**THE REQUEST**
Pick out each line with the word "name" from the material that follows.

**RECORDS SHOWN**
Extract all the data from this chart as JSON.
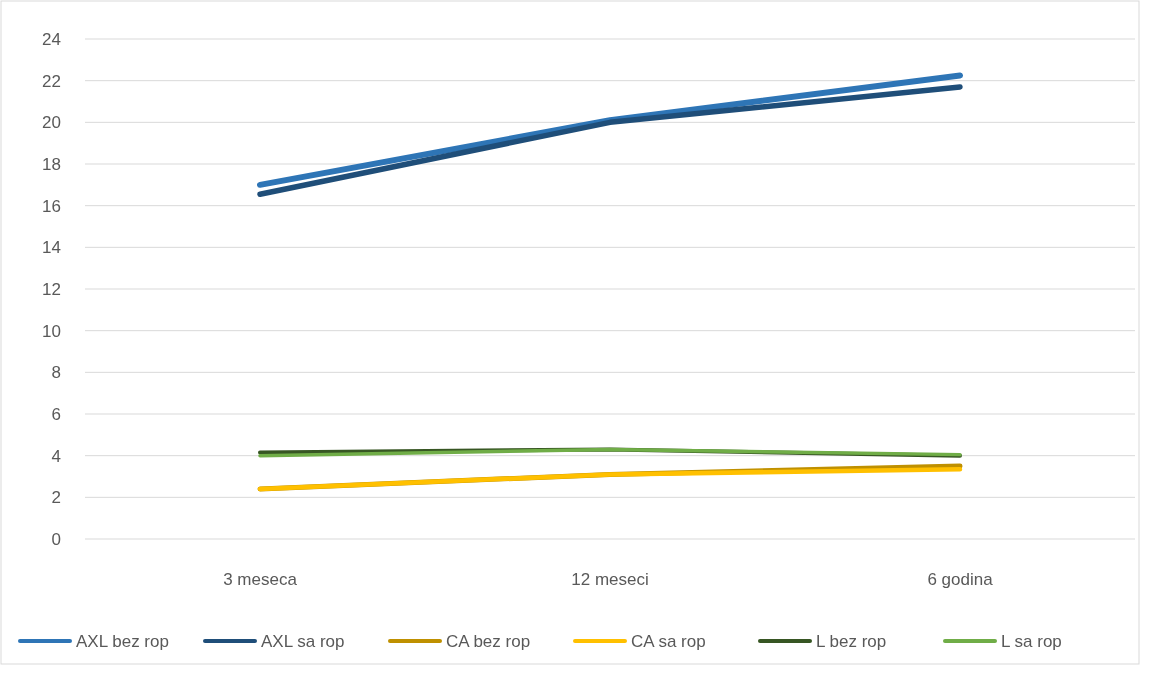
{
  "chart_data": {
    "type": "line",
    "categories": [
      "3 meseca",
      "12 meseci",
      "6 godina"
    ],
    "ylim": [
      0,
      24
    ],
    "yticks": [
      0,
      2,
      4,
      6,
      8,
      10,
      12,
      14,
      16,
      18,
      20,
      22,
      24
    ],
    "grid": "y",
    "legend": "bottom",
    "marker": "none",
    "line_style": "solid",
    "series": [
      {
        "name": "AXL bez rop",
        "color": "#2e75b6",
        "values": [
          17.0,
          20.1,
          22.25
        ]
      },
      {
        "name": "AXL sa rop",
        "color": "#1f4e79",
        "values": [
          16.55,
          20.0,
          21.7
        ]
      },
      {
        "name": "CA bez rop",
        "color": "#bf9000",
        "values": [
          2.4,
          3.1,
          3.5
        ]
      },
      {
        "name": "CA sa rop",
        "color": "#ffc000",
        "values": [
          2.4,
          3.1,
          3.35
        ]
      },
      {
        "name": "L bez rop",
        "color": "#375623",
        "values": [
          4.15,
          4.3,
          4.0
        ]
      },
      {
        "name": "L sa rop",
        "color": "#70ad47",
        "values": [
          4.0,
          4.3,
          4.05
        ]
      }
    ]
  }
}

**FINAL RESULT**
        "name": "AXL bez rop",
        "name": "AXL sa rop",
        "name": "CA bez rop",
        "name": "CA sa rop",
        "name": "L bez rop",
        "name": "L sa rop",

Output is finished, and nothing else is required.